Records from a dataset:
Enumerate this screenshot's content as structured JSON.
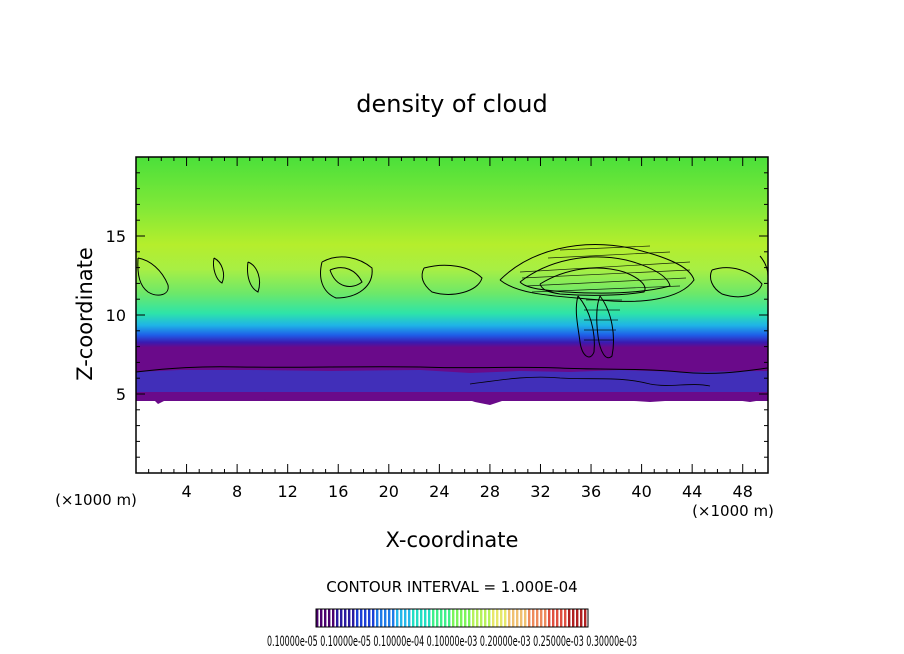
{
  "chart_data": {
    "type": "heatmap",
    "title": "density of cloud",
    "xlabel": "X-coordinate",
    "ylabel": "Z-coordinate",
    "x_unit": "(×1000 m)",
    "x_unit_right": "(×1000 m)",
    "xlim": [
      0,
      50
    ],
    "ylim": [
      0,
      20
    ],
    "xticks": [
      4,
      8,
      12,
      16,
      20,
      24,
      28,
      32,
      36,
      40,
      44,
      48
    ],
    "yticks": [
      5,
      10,
      15
    ],
    "grid": false,
    "contour_interval_label": "CONTOUR INTERVAL = 1.000E-04",
    "colorbar": {
      "colors": [
        "#4b006e",
        "#2a1aa0",
        "#1b3fd6",
        "#1f7be8",
        "#25b8ea",
        "#22dfc4",
        "#3ff08a",
        "#7cf55a",
        "#b7f25a",
        "#e6e86a",
        "#f0c070",
        "#ee8a5c",
        "#e05040",
        "#b02020"
      ],
      "tick_labels_text": "0.10000e-05  0.10000e-05  0.10000e-04  0.10000e-03  0.20000e-03  0.25000e-03  0.30000e-03"
    },
    "field_description_values": {
      "cloud_base_z": 5,
      "cloud_top_z": 20,
      "contour_band_z": [
        10.5,
        14
      ]
    }
  }
}
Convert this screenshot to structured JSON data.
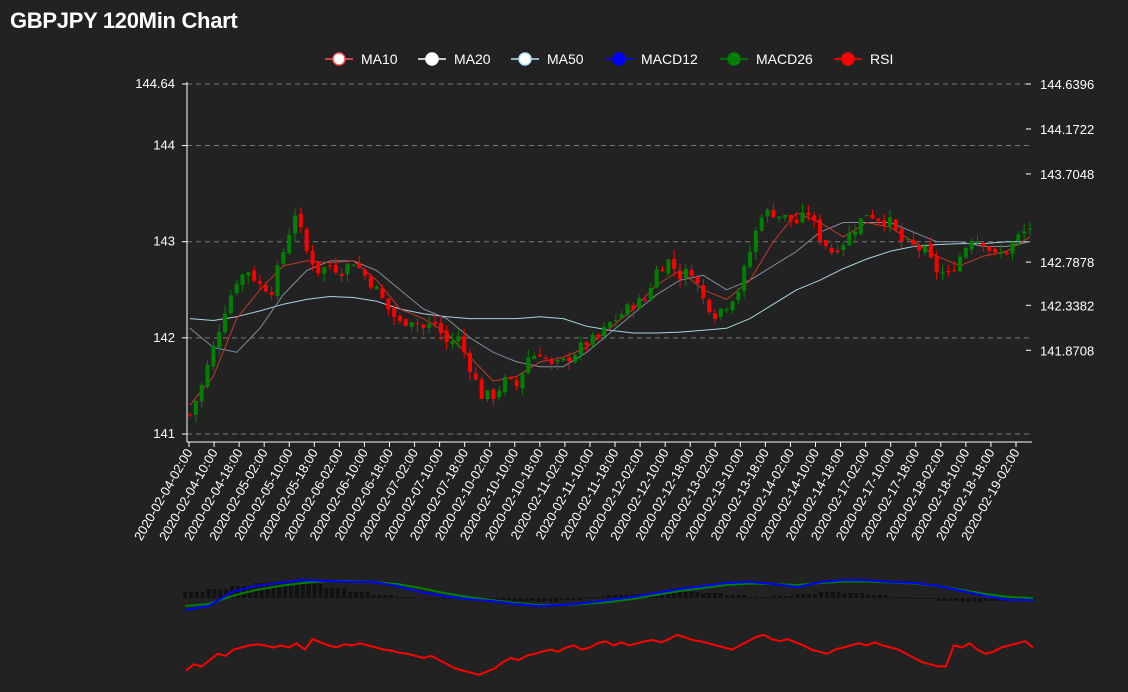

**STATED GOAL:**
Print the whole listing above once more, word for word, without its pictures.

**WORKED ANSWER:**
Enumerate this screenshot's content as structured JSON.
{
  "chart_data": {
    "type": "heatmap",
    "title": "density of cloud",
    "xlabel": "X-coordinate",
    "ylabel": "Z-coordinate",
    "x_unit": "(×1000 m)",
    "x_unit_right": "(×1000 m)",
    "xlim": [
      0,
      50
    ],
    "ylim": [
      0,
      20
    ],
    "xticks": [
      4,
      8,
      12,
      16,
      20,
      24,
      28,
      32,
      36,
      40,
      44,
      48
    ],
    "yticks": [
      5,
      10,
      15
    ],
    "grid": false,
    "contour_interval_label": "CONTOUR INTERVAL = 1.000E-04",
    "colorbar": {
      "colors": [
        "#4b006e",
        "#2a1aa0",
        "#1b3fd6",
        "#1f7be8",
        "#25b8ea",
        "#22dfc4",
        "#3ff08a",
        "#7cf55a",
        "#b7f25a",
        "#e6e86a",
        "#f0c070",
        "#ee8a5c",
        "#e05040",
        "#b02020"
      ],
      "tick_labels_text": "0.10000e-05  0.10000e-05  0.10000e-04  0.10000e-03  0.20000e-03  0.25000e-03  0.30000e-03"
    },
    "field_description_values": {
      "cloud_base_z": 5,
      "cloud_top_z": 20,
      "contour_band_z": [
        10.5,
        14
      ]
    }
  }
}
Convert this screenshot to structured JSON data.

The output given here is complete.